→ Task objective: Work out how many lines of the listing hold the string "this", then answer with that number and nothing else.

→ Dataset extract:
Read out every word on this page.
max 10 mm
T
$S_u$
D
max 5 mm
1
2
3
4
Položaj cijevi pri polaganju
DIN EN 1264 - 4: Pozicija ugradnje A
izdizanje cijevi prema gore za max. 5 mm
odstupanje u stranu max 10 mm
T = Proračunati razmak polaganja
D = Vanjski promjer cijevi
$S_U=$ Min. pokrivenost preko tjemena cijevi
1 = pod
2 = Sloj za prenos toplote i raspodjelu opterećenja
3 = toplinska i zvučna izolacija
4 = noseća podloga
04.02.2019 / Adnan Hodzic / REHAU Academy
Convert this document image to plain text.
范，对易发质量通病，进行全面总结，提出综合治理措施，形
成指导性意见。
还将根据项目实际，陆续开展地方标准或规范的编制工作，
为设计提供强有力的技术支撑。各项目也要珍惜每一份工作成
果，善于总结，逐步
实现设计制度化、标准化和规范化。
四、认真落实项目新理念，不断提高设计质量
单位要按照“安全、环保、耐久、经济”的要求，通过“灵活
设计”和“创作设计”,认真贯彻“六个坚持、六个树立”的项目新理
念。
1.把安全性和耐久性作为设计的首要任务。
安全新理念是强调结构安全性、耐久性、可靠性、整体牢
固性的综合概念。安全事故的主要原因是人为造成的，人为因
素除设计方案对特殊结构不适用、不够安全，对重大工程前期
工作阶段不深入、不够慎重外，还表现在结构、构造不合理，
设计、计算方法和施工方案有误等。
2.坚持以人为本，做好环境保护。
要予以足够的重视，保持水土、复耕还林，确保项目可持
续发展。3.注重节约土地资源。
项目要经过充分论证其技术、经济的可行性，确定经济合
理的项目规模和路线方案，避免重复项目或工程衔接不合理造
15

→ Written reply: 2